MATERIAL:
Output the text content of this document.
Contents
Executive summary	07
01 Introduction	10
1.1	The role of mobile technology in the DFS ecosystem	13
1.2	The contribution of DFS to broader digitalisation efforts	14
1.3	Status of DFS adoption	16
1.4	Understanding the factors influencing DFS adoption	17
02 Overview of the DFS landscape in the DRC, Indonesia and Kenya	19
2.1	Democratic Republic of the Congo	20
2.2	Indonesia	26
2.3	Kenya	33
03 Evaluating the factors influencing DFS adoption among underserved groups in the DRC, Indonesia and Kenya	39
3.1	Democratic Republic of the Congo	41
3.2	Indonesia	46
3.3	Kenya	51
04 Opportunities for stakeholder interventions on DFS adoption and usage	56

GOAL: Pick out the lines containing the string "Democratic" and show them.

FULL ANSWER:
2.1	Democratic Republic of the Congo	20
3.1	Democratic Republic of the Congo	41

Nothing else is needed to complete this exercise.